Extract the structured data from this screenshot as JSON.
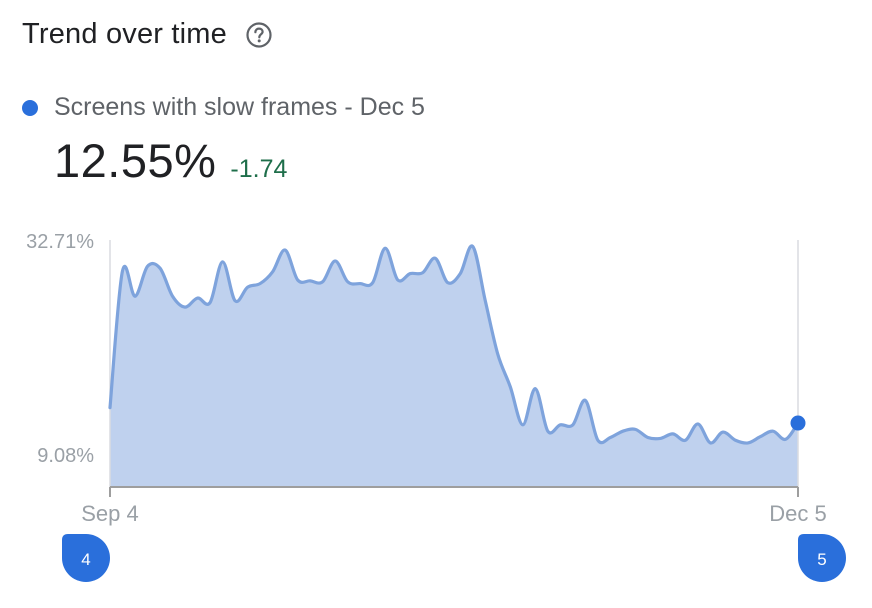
{
  "header": {
    "title": "Trend over time"
  },
  "icons": {
    "help": "help-circle-icon"
  },
  "legend": {
    "label": "Screens with slow frames - Dec 5",
    "color": "#2a6fdb"
  },
  "metric": {
    "value": "12.55%",
    "delta": "-1.74",
    "delta_color": "#1e6e4a"
  },
  "colors": {
    "line": "#7ea3dc",
    "area": "#bfd1ee",
    "marker": "#2a6fdb",
    "axis_text": "#9aa0a6"
  },
  "chart_data": {
    "type": "area",
    "series": [
      {
        "name": "Screens with slow frames",
        "values": [
          14.2,
          29.3,
          26.5,
          29.8,
          29.6,
          26.5,
          25.3,
          26.3,
          25.8,
          30.3,
          26.0,
          27.5,
          27.9,
          29.2,
          31.6,
          28.3,
          28.2,
          28.1,
          30.4,
          28.1,
          27.9,
          28.0,
          31.8,
          28.3,
          29.0,
          29.1,
          30.7,
          28.0,
          29.0,
          32.0,
          26.0,
          20.1,
          16.5,
          12.3,
          16.3,
          11.6,
          12.3,
          12.3,
          15.0,
          10.6,
          10.9,
          11.6,
          11.8,
          10.9,
          10.8,
          11.3,
          10.6,
          12.4,
          10.3,
          11.5,
          10.6,
          10.3,
          11.0,
          11.6,
          10.7,
          12.5
        ]
      }
    ],
    "x_labels": [
      "Sep 4",
      "Dec 5"
    ],
    "y_ticks": [
      "32.71%",
      "9.08%"
    ],
    "ylim": [
      9.08,
      32.71
    ],
    "slider": {
      "start_label": "4",
      "end_label": "5"
    },
    "grid": false
  }
}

--- --- ---

# Task directions
Tally the lines containing "slow". Provide the number without any other words.

# Worked solution
2